[START]

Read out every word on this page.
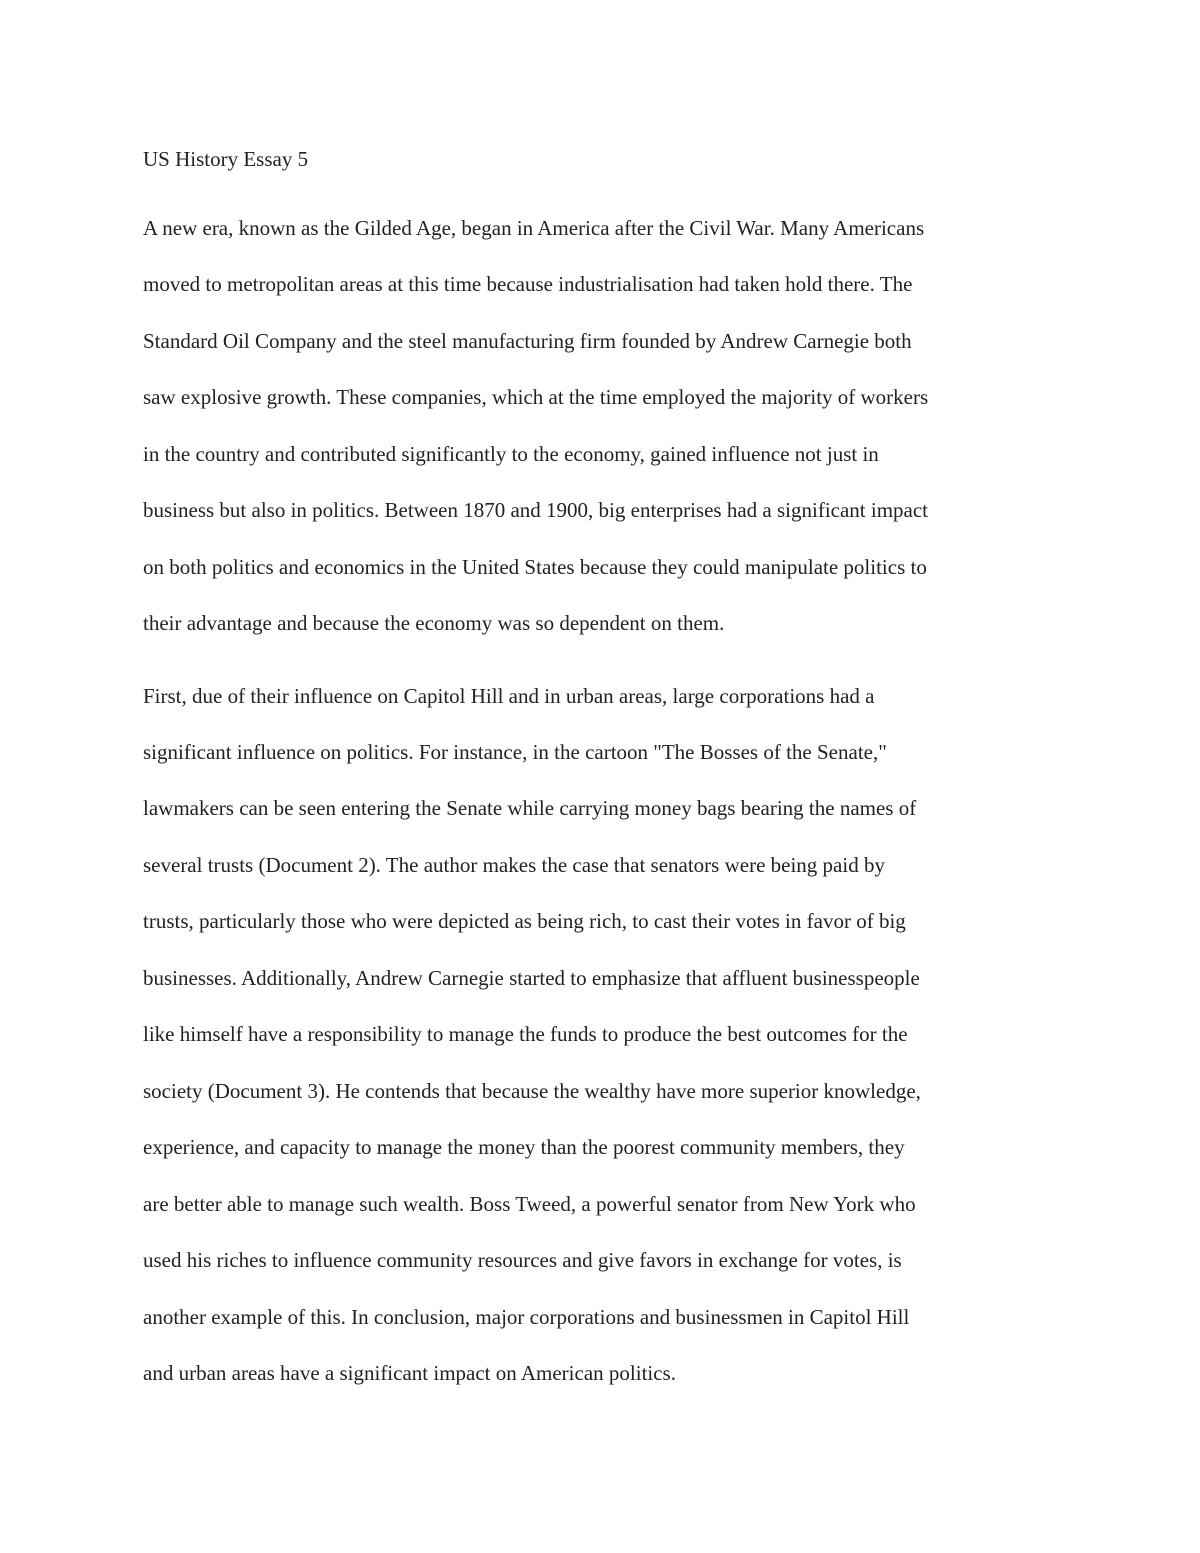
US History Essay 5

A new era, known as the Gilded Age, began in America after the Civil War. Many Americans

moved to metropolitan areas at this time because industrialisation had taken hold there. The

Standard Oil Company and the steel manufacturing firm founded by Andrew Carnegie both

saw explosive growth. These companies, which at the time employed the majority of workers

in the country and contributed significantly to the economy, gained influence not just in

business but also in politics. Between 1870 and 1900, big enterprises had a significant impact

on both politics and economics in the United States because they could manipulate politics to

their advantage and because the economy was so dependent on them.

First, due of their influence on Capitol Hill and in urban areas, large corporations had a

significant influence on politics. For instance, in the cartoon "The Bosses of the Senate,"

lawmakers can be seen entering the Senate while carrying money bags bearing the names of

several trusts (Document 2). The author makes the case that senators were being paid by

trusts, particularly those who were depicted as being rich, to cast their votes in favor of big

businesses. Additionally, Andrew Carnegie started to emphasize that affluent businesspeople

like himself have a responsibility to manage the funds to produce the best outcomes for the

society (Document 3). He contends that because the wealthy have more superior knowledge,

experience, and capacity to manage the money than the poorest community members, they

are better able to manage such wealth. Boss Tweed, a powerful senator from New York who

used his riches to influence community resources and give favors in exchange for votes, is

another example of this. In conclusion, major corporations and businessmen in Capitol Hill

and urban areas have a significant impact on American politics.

[END]
[START]

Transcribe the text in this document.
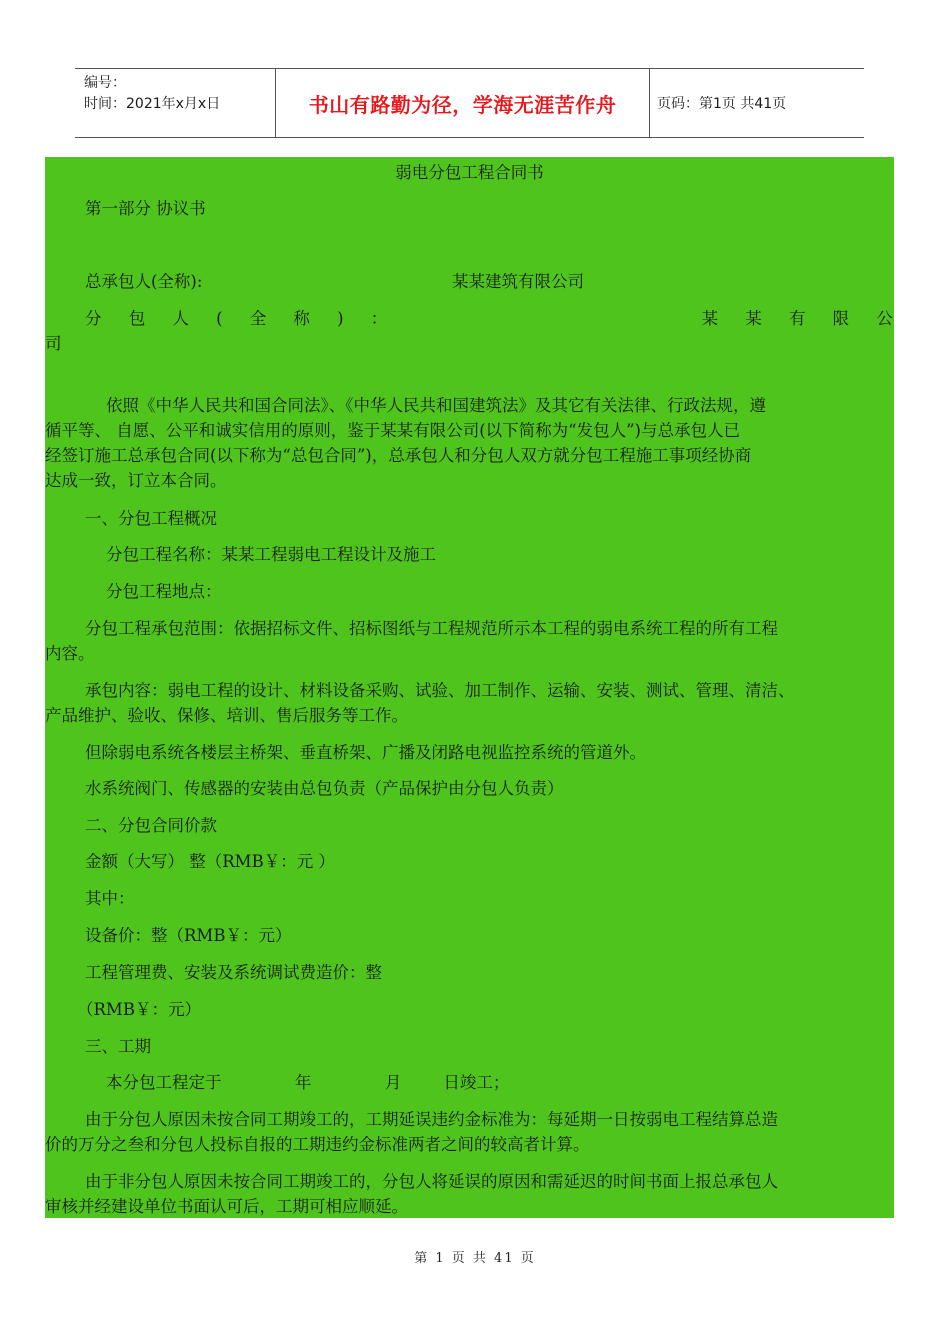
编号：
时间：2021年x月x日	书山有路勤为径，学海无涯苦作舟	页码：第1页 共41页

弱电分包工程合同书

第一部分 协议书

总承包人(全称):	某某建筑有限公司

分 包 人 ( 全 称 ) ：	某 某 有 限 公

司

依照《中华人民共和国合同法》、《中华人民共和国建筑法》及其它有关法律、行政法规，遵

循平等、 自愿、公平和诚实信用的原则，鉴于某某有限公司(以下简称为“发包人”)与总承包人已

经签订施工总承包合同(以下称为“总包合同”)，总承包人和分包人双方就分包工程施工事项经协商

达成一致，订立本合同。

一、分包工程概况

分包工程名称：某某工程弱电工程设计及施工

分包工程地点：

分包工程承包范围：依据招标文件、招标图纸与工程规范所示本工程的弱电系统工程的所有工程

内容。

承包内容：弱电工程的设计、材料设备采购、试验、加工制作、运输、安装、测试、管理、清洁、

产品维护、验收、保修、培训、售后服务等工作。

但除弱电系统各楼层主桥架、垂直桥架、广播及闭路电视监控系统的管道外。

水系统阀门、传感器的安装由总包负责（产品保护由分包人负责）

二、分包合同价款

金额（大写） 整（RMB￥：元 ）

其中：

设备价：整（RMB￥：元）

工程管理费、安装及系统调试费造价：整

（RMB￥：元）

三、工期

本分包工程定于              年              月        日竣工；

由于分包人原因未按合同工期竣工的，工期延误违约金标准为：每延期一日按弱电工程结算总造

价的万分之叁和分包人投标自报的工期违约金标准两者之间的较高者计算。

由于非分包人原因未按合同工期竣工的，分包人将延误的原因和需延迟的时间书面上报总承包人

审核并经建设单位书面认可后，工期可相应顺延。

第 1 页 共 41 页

[END]

■ SHORT EXERCISE ■
In the material above, tally every line with the string "this" in it, then give that number alone.

■ COMPLETE OUTPUT ■
4